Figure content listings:

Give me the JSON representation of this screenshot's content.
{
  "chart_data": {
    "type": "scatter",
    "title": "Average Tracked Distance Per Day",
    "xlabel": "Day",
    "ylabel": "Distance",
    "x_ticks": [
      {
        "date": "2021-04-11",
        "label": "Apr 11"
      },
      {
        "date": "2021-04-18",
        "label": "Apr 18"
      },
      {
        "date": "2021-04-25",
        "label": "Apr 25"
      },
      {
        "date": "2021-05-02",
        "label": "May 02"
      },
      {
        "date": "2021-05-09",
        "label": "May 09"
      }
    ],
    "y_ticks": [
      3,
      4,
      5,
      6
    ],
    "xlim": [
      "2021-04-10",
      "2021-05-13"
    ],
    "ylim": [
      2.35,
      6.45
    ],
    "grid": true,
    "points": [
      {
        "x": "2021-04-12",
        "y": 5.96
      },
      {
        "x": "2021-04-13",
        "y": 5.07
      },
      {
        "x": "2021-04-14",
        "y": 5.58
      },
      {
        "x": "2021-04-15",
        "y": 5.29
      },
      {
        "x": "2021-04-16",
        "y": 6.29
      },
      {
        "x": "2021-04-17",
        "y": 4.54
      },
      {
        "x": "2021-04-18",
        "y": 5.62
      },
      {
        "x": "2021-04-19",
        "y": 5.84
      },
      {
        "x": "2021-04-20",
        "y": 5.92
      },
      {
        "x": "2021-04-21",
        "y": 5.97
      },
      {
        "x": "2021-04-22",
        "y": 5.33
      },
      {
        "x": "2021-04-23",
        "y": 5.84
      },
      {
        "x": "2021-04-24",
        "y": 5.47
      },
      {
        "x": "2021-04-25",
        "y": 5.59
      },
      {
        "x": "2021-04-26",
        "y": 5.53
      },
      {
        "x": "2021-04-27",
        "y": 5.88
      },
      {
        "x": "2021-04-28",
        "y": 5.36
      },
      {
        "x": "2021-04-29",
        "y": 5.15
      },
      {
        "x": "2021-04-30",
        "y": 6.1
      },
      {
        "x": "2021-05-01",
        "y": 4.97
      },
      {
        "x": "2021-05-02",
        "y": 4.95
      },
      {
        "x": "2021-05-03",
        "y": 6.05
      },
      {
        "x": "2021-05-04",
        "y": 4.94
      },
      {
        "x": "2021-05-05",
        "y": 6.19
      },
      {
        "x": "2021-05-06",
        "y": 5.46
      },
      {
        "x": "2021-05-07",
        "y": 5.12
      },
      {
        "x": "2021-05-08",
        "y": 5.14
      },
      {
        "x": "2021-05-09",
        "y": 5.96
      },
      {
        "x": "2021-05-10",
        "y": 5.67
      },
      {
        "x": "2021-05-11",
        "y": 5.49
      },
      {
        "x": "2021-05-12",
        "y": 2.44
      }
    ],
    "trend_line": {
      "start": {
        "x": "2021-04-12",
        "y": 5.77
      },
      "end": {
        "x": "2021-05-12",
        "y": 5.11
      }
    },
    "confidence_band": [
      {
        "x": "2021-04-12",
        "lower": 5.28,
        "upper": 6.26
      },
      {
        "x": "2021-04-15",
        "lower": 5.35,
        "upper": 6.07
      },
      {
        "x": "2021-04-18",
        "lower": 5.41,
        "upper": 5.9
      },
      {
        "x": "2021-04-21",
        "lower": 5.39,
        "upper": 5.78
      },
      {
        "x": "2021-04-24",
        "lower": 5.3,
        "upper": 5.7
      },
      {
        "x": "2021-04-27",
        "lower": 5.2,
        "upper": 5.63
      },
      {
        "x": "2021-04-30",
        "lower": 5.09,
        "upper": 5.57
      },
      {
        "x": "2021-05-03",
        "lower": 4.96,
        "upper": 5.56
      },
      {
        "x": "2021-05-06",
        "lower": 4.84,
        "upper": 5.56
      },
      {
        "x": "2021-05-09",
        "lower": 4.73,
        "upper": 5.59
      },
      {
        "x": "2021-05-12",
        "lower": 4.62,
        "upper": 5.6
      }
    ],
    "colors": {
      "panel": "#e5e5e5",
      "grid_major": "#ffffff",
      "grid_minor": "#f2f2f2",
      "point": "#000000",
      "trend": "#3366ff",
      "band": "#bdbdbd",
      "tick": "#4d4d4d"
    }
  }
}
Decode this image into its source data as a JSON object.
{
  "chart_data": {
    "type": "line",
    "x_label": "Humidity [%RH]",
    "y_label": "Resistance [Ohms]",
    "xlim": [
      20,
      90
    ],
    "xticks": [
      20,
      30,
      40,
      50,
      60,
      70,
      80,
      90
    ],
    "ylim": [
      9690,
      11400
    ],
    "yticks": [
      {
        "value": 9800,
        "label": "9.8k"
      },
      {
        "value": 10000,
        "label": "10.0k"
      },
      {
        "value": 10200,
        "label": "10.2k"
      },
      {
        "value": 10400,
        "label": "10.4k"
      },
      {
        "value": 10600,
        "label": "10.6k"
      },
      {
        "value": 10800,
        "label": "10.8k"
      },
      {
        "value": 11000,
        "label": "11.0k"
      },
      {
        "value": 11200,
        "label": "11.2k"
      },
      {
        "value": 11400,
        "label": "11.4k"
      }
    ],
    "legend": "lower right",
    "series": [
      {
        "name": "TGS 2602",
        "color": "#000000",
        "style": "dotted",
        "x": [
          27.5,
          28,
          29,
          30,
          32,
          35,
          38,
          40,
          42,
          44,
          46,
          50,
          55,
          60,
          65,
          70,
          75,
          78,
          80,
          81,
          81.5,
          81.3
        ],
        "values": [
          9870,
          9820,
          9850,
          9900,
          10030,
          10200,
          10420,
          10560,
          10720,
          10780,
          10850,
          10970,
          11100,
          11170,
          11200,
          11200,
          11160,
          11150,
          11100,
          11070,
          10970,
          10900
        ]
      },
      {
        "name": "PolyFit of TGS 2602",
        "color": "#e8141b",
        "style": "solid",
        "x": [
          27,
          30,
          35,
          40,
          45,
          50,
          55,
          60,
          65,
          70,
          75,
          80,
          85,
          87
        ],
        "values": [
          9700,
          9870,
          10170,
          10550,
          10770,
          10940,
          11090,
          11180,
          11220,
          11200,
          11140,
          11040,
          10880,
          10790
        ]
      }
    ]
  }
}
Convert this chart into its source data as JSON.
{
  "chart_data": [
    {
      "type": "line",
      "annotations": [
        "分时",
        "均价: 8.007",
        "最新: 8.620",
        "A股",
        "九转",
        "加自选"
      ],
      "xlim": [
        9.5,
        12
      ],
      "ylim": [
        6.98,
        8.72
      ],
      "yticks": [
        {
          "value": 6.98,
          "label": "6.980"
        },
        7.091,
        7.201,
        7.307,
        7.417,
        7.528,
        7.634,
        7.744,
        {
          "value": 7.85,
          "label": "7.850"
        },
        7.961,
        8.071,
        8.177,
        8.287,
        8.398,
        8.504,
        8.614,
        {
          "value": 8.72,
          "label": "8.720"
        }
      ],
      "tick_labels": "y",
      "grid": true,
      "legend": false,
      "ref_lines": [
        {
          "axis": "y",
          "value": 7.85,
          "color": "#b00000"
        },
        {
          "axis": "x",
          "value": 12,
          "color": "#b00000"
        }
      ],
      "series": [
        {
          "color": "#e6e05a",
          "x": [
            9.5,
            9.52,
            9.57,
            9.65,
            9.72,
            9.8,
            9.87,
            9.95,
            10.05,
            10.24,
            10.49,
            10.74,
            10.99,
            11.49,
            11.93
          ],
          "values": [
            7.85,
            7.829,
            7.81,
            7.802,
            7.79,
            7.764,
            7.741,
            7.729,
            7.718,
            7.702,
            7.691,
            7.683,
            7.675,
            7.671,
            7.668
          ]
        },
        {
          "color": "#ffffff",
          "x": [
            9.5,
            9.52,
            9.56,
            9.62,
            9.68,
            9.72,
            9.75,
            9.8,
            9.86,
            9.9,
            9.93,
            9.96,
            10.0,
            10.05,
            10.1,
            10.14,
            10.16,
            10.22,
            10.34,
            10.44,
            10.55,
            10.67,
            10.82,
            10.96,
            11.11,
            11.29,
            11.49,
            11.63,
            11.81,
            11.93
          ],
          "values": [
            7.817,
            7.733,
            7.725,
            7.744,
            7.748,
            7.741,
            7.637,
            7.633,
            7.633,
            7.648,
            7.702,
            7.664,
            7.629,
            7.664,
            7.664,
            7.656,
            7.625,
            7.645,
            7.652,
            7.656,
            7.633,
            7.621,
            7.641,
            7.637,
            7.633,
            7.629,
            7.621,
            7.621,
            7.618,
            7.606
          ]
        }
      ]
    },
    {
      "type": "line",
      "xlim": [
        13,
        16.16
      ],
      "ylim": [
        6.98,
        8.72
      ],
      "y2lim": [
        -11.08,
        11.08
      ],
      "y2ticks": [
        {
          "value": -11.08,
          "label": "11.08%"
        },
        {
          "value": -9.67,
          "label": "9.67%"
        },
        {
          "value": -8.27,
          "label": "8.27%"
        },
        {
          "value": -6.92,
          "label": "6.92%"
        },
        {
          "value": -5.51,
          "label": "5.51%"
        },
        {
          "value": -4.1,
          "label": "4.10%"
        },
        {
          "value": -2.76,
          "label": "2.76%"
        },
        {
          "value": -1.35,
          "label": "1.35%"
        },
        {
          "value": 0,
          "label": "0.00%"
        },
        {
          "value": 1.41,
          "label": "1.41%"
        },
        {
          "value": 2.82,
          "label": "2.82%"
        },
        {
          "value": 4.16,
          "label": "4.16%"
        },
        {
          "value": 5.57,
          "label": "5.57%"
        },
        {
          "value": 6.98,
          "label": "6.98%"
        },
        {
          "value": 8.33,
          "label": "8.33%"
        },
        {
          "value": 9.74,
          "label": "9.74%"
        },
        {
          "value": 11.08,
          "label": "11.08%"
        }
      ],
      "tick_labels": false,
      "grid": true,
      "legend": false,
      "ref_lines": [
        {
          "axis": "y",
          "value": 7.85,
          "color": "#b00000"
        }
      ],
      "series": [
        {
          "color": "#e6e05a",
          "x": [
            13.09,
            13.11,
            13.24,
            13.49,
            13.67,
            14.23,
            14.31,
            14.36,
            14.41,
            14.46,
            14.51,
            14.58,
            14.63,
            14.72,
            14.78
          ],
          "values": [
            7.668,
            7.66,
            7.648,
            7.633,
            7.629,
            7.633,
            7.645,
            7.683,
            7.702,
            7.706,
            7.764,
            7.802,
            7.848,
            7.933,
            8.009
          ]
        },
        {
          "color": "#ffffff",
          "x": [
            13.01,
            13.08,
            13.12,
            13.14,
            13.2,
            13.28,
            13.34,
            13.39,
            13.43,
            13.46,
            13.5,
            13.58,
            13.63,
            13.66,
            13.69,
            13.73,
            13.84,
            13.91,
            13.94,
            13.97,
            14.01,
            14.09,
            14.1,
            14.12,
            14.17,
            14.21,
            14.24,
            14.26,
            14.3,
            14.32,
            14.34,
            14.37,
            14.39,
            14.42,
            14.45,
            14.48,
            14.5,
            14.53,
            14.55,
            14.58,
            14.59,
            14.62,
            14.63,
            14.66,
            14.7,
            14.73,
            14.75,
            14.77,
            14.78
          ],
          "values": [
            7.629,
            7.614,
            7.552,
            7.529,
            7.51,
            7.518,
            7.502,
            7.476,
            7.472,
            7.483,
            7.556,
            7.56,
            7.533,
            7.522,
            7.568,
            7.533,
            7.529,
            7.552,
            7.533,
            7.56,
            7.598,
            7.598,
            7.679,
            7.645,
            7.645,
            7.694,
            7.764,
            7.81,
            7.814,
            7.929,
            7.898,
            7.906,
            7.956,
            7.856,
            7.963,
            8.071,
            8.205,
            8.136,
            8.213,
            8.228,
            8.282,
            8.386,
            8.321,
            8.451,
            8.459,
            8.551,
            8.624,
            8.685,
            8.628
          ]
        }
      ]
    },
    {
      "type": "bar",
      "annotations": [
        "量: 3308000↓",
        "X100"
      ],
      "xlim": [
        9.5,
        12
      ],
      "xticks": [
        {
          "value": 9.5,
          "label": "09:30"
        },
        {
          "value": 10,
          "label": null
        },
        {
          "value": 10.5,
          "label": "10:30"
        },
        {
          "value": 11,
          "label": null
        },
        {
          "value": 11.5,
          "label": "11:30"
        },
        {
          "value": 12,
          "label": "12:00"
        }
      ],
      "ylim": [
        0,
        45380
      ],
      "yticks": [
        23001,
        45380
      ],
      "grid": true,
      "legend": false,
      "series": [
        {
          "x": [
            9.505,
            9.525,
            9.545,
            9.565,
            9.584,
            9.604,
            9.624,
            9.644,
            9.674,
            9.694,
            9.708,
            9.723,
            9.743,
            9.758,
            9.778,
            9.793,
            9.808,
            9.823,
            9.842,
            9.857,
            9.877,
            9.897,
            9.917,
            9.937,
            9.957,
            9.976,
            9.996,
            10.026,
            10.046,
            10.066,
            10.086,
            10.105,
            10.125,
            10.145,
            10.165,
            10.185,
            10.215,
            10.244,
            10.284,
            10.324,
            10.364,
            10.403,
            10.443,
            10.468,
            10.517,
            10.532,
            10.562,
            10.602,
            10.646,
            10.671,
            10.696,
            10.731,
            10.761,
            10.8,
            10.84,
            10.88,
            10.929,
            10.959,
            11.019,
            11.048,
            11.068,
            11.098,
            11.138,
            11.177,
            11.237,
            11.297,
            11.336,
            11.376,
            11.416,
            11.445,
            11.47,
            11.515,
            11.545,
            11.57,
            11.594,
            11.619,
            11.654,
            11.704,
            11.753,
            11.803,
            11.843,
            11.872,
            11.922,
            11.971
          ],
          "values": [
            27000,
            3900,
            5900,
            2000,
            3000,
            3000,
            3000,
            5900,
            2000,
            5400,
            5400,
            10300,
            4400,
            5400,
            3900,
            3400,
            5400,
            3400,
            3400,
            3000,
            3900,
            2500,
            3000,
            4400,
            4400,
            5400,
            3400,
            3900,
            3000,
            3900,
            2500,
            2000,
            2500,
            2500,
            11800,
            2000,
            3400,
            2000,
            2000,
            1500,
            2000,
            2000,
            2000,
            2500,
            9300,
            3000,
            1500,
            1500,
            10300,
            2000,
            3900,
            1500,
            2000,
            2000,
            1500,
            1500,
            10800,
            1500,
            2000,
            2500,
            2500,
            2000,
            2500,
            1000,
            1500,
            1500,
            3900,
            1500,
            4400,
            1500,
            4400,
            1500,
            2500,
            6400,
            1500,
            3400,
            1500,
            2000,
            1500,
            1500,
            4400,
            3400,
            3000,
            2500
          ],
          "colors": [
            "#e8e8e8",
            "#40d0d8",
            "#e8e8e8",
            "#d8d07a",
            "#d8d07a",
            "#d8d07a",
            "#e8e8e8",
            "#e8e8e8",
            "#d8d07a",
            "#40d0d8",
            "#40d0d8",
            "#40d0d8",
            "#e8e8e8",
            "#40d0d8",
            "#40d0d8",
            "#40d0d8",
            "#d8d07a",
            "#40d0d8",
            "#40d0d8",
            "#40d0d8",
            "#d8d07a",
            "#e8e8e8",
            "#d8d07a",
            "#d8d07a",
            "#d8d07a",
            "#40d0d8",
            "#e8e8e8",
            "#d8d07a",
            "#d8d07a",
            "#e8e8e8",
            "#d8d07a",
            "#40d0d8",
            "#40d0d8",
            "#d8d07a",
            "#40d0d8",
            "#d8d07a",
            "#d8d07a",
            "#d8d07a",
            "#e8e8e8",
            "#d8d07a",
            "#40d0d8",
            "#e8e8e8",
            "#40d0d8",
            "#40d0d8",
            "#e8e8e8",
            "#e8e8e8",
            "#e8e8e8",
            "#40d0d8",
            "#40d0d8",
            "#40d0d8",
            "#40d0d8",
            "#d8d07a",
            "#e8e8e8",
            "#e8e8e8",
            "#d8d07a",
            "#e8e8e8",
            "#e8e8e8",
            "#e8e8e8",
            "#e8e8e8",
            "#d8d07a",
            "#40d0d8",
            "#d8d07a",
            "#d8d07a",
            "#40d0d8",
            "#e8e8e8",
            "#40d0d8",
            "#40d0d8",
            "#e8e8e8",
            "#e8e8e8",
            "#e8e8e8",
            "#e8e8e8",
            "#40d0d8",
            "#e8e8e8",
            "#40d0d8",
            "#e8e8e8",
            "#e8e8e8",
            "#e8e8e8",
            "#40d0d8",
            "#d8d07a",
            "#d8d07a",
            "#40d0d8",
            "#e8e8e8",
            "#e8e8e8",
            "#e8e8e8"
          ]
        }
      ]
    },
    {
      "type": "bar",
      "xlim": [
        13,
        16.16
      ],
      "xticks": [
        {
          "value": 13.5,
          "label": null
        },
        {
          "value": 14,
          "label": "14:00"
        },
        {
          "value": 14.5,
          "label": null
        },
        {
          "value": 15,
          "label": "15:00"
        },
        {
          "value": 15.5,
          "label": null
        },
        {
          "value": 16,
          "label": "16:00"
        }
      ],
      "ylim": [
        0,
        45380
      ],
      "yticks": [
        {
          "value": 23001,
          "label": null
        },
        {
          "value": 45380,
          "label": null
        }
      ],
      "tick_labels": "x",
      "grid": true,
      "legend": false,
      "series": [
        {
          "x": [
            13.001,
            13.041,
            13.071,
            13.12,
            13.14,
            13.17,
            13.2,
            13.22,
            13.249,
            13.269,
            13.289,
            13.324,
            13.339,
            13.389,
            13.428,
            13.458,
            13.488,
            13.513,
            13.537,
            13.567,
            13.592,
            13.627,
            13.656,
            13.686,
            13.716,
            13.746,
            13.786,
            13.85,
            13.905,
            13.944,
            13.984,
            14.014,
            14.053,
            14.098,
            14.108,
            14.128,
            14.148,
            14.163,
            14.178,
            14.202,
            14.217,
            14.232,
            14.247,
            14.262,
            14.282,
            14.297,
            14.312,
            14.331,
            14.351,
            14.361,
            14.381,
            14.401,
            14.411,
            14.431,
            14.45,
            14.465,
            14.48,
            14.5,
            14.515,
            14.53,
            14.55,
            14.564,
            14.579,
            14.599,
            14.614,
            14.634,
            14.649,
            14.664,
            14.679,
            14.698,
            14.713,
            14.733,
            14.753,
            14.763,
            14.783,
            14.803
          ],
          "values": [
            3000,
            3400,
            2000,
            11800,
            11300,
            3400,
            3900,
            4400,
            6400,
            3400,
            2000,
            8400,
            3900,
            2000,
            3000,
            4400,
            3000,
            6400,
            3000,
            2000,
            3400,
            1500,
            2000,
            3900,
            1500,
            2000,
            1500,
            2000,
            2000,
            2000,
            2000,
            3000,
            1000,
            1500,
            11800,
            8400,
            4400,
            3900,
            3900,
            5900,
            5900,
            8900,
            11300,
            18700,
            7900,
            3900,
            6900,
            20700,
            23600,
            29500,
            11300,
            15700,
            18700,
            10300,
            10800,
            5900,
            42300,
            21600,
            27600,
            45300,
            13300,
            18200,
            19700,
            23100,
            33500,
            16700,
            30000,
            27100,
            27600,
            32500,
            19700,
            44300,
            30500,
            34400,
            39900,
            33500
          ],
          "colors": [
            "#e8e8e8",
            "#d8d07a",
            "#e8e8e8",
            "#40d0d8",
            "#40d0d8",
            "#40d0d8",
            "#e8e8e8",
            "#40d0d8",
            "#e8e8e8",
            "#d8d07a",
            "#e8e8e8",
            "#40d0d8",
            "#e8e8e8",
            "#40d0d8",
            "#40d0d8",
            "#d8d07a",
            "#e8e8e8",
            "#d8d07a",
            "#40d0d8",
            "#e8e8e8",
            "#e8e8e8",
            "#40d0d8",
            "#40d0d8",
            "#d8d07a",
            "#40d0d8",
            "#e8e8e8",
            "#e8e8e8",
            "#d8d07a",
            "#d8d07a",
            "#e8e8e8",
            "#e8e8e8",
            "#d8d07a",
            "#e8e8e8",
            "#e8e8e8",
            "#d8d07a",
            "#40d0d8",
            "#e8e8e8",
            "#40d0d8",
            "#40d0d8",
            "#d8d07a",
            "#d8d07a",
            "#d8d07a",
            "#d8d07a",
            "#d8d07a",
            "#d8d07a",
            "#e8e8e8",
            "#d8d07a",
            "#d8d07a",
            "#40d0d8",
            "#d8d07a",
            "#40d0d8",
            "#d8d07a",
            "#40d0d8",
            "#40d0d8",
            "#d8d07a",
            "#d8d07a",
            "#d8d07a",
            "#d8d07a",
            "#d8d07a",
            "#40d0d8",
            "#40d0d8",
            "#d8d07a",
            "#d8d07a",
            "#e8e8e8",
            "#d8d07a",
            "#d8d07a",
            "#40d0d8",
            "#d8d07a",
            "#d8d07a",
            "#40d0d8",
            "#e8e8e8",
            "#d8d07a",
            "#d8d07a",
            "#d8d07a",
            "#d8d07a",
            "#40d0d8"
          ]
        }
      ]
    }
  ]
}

--- Written exercise ---
Look for the word "name" and return every line where it occurs.

--- Written solution ---
        "name": "TGS 2602",
        "name": "PolyFit of TGS 2602",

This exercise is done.